→ Record excerpts
────────

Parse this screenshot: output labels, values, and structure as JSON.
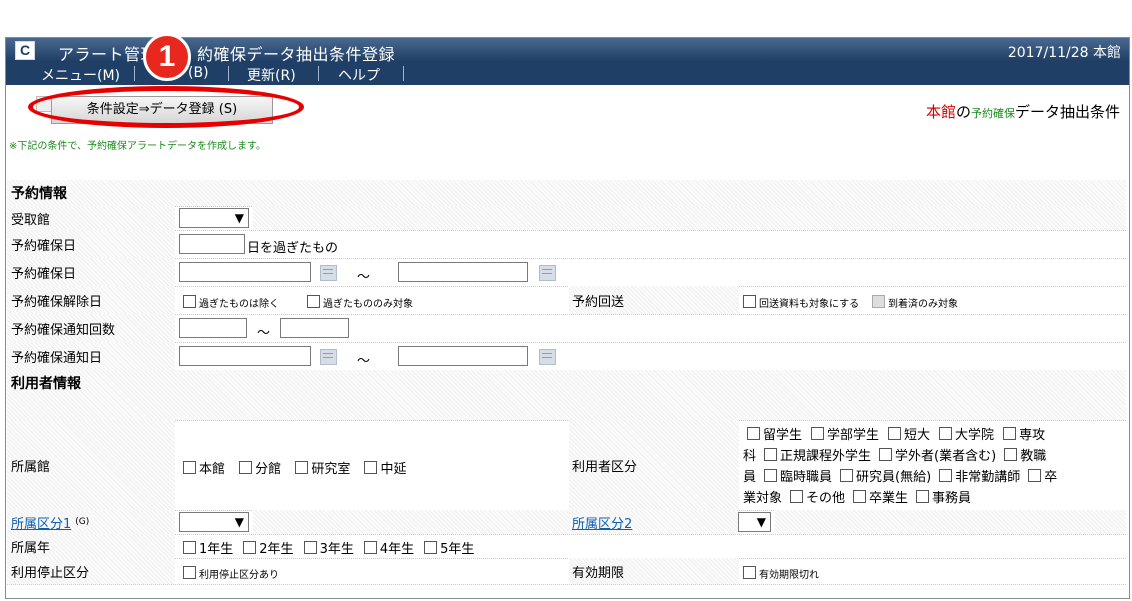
{
  "window": {
    "app_icon_letter": "C",
    "title_left": "アラート管理",
    "title_right": "約確保データ抽出条件登録",
    "date_location": "2017/11/28 本館"
  },
  "menu": [
    {
      "label": "メニュー(M)"
    },
    {
      "label": "(B)"
    },
    {
      "label": "更新(R)"
    },
    {
      "label": "ヘルプ"
    }
  ],
  "annotation": {
    "badge": "1"
  },
  "toolbar": {
    "condition_button": "条件設定⇒データ登録 (S)"
  },
  "header_right": {
    "place": "本館",
    "no": "の",
    "small": "予約確保",
    "rest": "データ抽出条件"
  },
  "note": "※下記の条件で、予約確保アラートデータを作成します。",
  "sections": {
    "reservation": "予約情報",
    "user": "利用者情報"
  },
  "fields": {
    "receiving_library": "受取館",
    "days_passed_label": "予約確保日",
    "days_passed_suffix": "日を過ぎたもの",
    "reserve_date": "予約確保日",
    "tilde": "～",
    "cancel_date": "予約確保解除日",
    "cancel_opt1": "過ぎたものは除く",
    "cancel_opt2": "過ぎたもののみ対象",
    "reply": "予約回送",
    "reply_opt1": "回送資料も対象にする",
    "reply_opt2": "到着済のみ対象",
    "notice_count": "予約確保通知回数",
    "notice_date": "予約確保通知日",
    "affiliation": "所属館",
    "affiliation_opts": [
      "本館",
      "分館",
      "研究室",
      "中延"
    ],
    "user_type": "利用者区分",
    "user_type_lines": [
      [
        "留学生",
        "学部学生",
        "短大",
        "大学院",
        "専攻"
      ],
      [
        "科",
        "正規課程外学生",
        "学外者(業者含む)",
        "教職"
      ],
      [
        "員",
        "臨時職員",
        "研究員(無給)",
        "非常勤講師",
        "卒"
      ],
      [
        "業対象",
        "その他",
        "卒業生",
        "事務員"
      ]
    ],
    "div1": "所属区分1",
    "div1_suffix": "(G)",
    "div2": "所属区分2",
    "year": "所属年",
    "year_opts": [
      "1年生",
      "2年生",
      "3年生",
      "4年生",
      "5年生"
    ],
    "suspend": "利用停止区分",
    "suspend_opt": "利用停止区分あり",
    "expire": "有効期限",
    "expire_opt": "有効期限切れ"
  }
}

────────

→ Task description
Word for word, quote the lines above. Omit the pictures.

→ Reply to the exercise
Parse this screenshot: output labels, values, and structure as JSON.
{
  "window": {
    "app_icon_letter": "C",
    "title_left": "アラート管理",
    "title_right": "約確保データ抽出条件登録",
    "date_location": "2017/11/28 本館"
  },
  "menu": [
    {
      "label": "メニュー(M)"
    },
    {
      "label": "(B)"
    },
    {
      "label": "更新(R)"
    },
    {
      "label": "ヘルプ"
    }
  ],
  "annotation": {
    "badge": "1"
  },
  "toolbar": {
    "condition_button": "条件設定⇒データ登録 (S)"
  },
  "header_right": {
    "place": "本館",
    "no": "の",
    "small": "予約確保",
    "rest": "データ抽出条件"
  },
  "note": "※下記の条件で、予約確保アラートデータを作成します。",
  "sections": {
    "reservation": "予約情報",
    "user": "利用者情報"
  },
  "fields": {
    "receiving_library": "受取館",
    "days_passed_label": "予約確保日",
    "days_passed_suffix": "日を過ぎたもの",
    "reserve_date": "予約確保日",
    "tilde": "～",
    "cancel_date": "予約確保解除日",
    "cancel_opt1": "過ぎたものは除く",
    "cancel_opt2": "過ぎたもののみ対象",
    "reply": "予約回送",
    "reply_opt1": "回送資料も対象にする",
    "reply_opt2": "到着済のみ対象",
    "notice_count": "予約確保通知回数",
    "notice_date": "予約確保通知日",
    "affiliation": "所属館",
    "affiliation_opts": [
      "本館",
      "分館",
      "研究室",
      "中延"
    ],
    "user_type": "利用者区分",
    "user_type_lines": [
      [
        "留学生",
        "学部学生",
        "短大",
        "大学院",
        "専攻"
      ],
      [
        "科",
        "正規課程外学生",
        "学外者(業者含む)",
        "教職"
      ],
      [
        "員",
        "臨時職員",
        "研究員(無給)",
        "非常勤講師",
        "卒"
      ],
      [
        "業対象",
        "その他",
        "卒業生",
        "事務員"
      ]
    ],
    "div1": "所属区分1",
    "div1_suffix": "(G)",
    "div2": "所属区分2",
    "year": "所属年",
    "year_opts": [
      "1年生",
      "2年生",
      "3年生",
      "4年生",
      "5年生"
    ],
    "suspend": "利用停止区分",
    "suspend_opt": "利用停止区分あり",
    "expire": "有効期限",
    "expire_opt": "有効期限切れ"
  }
}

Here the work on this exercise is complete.